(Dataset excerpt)
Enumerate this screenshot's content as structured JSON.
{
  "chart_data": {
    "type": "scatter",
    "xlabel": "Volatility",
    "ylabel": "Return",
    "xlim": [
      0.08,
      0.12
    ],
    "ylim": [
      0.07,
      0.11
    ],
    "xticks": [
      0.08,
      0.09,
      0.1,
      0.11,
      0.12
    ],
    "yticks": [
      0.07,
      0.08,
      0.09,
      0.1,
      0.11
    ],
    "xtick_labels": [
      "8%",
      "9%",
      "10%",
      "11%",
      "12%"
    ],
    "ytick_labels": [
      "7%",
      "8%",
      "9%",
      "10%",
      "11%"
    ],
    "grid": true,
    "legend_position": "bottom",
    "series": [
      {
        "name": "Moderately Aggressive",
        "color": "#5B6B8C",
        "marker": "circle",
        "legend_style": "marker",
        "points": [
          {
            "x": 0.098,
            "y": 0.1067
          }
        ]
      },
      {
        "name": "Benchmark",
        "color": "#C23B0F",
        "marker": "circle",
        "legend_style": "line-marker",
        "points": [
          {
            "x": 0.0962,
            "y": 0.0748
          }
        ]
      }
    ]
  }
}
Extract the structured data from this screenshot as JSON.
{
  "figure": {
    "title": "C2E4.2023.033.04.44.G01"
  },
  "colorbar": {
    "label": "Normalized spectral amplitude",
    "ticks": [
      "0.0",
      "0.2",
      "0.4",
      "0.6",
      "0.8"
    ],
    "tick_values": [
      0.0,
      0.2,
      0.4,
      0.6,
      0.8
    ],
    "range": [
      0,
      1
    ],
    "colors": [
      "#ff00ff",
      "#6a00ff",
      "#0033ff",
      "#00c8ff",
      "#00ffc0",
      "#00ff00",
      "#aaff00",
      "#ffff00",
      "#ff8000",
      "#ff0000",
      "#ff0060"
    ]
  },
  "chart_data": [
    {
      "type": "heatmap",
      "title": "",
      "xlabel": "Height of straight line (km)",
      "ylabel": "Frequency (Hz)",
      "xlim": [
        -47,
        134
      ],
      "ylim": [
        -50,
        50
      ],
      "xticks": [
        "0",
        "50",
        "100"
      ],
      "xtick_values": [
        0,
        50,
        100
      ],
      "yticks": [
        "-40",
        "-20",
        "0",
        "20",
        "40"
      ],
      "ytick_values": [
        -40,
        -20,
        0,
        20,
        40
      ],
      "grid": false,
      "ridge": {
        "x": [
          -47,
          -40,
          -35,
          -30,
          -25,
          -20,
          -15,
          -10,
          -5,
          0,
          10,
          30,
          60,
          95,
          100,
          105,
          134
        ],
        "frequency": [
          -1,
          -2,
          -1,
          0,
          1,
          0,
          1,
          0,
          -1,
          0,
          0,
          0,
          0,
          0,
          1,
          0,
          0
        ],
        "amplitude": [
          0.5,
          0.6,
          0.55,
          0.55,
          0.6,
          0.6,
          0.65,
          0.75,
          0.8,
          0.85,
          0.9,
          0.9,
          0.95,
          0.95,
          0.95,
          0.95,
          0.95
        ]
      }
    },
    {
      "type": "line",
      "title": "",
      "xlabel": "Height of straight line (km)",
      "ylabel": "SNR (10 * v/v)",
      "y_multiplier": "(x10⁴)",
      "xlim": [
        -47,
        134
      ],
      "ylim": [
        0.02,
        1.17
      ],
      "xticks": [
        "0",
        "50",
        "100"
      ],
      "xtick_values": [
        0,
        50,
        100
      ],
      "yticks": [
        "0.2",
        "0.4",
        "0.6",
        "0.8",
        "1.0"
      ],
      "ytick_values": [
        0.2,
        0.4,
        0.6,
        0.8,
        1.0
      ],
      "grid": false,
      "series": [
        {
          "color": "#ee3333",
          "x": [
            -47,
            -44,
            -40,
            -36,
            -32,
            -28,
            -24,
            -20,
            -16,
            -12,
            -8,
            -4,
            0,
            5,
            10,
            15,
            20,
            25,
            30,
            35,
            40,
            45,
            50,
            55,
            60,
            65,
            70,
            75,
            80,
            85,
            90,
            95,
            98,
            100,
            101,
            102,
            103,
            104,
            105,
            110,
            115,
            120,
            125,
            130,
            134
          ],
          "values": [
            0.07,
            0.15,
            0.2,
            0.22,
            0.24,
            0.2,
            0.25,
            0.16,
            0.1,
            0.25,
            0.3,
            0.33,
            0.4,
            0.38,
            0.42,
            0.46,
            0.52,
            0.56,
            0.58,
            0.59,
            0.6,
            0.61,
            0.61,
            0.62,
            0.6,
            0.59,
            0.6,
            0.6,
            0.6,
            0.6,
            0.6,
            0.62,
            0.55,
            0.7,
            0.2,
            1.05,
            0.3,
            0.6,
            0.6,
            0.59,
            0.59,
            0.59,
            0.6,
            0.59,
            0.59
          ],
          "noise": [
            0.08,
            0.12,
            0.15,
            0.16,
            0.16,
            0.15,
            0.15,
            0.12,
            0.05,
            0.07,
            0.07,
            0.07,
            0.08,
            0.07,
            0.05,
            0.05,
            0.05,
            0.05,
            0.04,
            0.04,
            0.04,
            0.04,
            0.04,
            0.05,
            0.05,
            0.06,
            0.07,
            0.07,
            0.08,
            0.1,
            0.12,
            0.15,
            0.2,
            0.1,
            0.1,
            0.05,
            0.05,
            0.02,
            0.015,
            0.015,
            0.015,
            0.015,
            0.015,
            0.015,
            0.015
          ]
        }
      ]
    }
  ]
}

WHAT TO WORK ON:
Reproduce each line verbatim.

SOLUTION BELOW:
Enumerate this screenshot's content as structured JSON.
{
  "chart_data": {
    "type": "scatter",
    "xlabel": "Volatility",
    "ylabel": "Return",
    "xlim": [
      0.08,
      0.12
    ],
    "ylim": [
      0.07,
      0.11
    ],
    "xticks": [
      0.08,
      0.09,
      0.1,
      0.11,
      0.12
    ],
    "yticks": [
      0.07,
      0.08,
      0.09,
      0.1,
      0.11
    ],
    "xtick_labels": [
      "8%",
      "9%",
      "10%",
      "11%",
      "12%"
    ],
    "ytick_labels": [
      "7%",
      "8%",
      "9%",
      "10%",
      "11%"
    ],
    "grid": true,
    "legend_position": "bottom",
    "series": [
      {
        "name": "Moderately Aggressive",
        "color": "#5B6B8C",
        "marker": "circle",
        "legend_style": "marker",
        "points": [
          {
            "x": 0.098,
            "y": 0.1067
          }
        ]
      },
      {
        "name": "Benchmark",
        "color": "#C23B0F",
        "marker": "circle",
        "legend_style": "line-marker",
        "points": [
          {
            "x": 0.0962,
            "y": 0.0748
          }
        ]
      }
    ]
  }
}
Extract the structured data from this screenshot as JSON.
{
  "figure": {
    "title": "C2E4.2023.033.04.44.G01"
  },
  "colorbar": {
    "label": "Normalized spectral amplitude",
    "ticks": [
      "0.0",
      "0.2",
      "0.4",
      "0.6",
      "0.8"
    ],
    "tick_values": [
      0.0,
      0.2,
      0.4,
      0.6,
      0.8
    ],
    "range": [
      0,
      1
    ],
    "colors": [
      "#ff00ff",
      "#6a00ff",
      "#0033ff",
      "#00c8ff",
      "#00ffc0",
      "#00ff00",
      "#aaff00",
      "#ffff00",
      "#ff8000",
      "#ff0000",
      "#ff0060"
    ]
  },
  "chart_data": [
    {
      "type": "heatmap",
      "title": "",
      "xlabel": "Height of straight line (km)",
      "ylabel": "Frequency (Hz)",
      "xlim": [
        -47,
        134
      ],
      "ylim": [
        -50,
        50
      ],
      "xticks": [
        "0",
        "50",
        "100"
      ],
      "xtick_values": [
        0,
        50,
        100
      ],
      "yticks": [
        "-40",
        "-20",
        "0",
        "20",
        "40"
      ],
      "ytick_values": [
        -40,
        -20,
        0,
        20,
        40
      ],
      "grid": false,
      "ridge": {
        "x": [
          -47,
          -40,
          -35,
          -30,
          -25,
          -20,
          -15,
          -10,
          -5,
          0,
          10,
          30,
          60,
          95,
          100,
          105,
          134
        ],
        "frequency": [
          -1,
          -2,
          -1,
          0,
          1,
          0,
          1,
          0,
          -1,
          0,
          0,
          0,
          0,
          0,
          1,
          0,
          0
        ],
        "amplitude": [
          0.5,
          0.6,
          0.55,
          0.55,
          0.6,
          0.6,
          0.65,
          0.75,
          0.8,
          0.85,
          0.9,
          0.9,
          0.95,
          0.95,
          0.95,
          0.95,
          0.95
        ]
      }
    },
    {
      "type": "line",
      "title": "",
      "xlabel": "Height of straight line (km)",
      "ylabel": "SNR (10 * v/v)",
      "y_multiplier": "(x10⁴)",
      "xlim": [
        -47,
        134
      ],
      "ylim": [
        0.02,
        1.17
      ],
      "xticks": [
        "0",
        "50",
        "100"
      ],
      "xtick_values": [
        0,
        50,
        100
      ],
      "yticks": [
        "0.2",
        "0.4",
        "0.6",
        "0.8",
        "1.0"
      ],
      "ytick_values": [
        0.2,
        0.4,
        0.6,
        0.8,
        1.0
      ],
      "grid": false,
      "series": [
        {
          "color": "#ee3333",
          "x": [
            -47,
            -44,
            -40,
            -36,
            -32,
            -28,
            -24,
            -20,
            -16,
            -12,
            -8,
            -4,
            0,
            5,
            10,
            15,
            20,
            25,
            30,
            35,
            40,
            45,
            50,
            55,
            60,
            65,
            70,
            75,
            80,
            85,
            90,
            95,
            98,
            100,
            101,
            102,
            103,
            104,
            105,
            110,
            115,
            120,
            125,
            130,
            134
          ],
          "values": [
            0.07,
            0.15,
            0.2,
            0.22,
            0.24,
            0.2,
            0.25,
            0.16,
            0.1,
            0.25,
            0.3,
            0.33,
            0.4,
            0.38,
            0.42,
            0.46,
            0.52,
            0.56,
            0.58,
            0.59,
            0.6,
            0.61,
            0.61,
            0.62,
            0.6,
            0.59,
            0.6,
            0.6,
            0.6,
            0.6,
            0.6,
            0.62,
            0.55,
            0.7,
            0.2,
            1.05,
            0.3,
            0.6,
            0.6,
            0.59,
            0.59,
            0.59,
            0.6,
            0.59,
            0.59
          ],
          "noise": [
            0.08,
            0.12,
            0.15,
            0.16,
            0.16,
            0.15,
            0.15,
            0.12,
            0.05,
            0.07,
            0.07,
            0.07,
            0.08,
            0.07,
            0.05,
            0.05,
            0.05,
            0.05,
            0.04,
            0.04,
            0.04,
            0.04,
            0.04,
            0.05,
            0.05,
            0.06,
            0.07,
            0.07,
            0.08,
            0.1,
            0.12,
            0.15,
            0.2,
            0.1,
            0.1,
            0.05,
            0.05,
            0.02,
            0.015,
            0.015,
            0.015,
            0.015,
            0.015,
            0.015,
            0.015
          ]
        }
      ]
    }
  ]
}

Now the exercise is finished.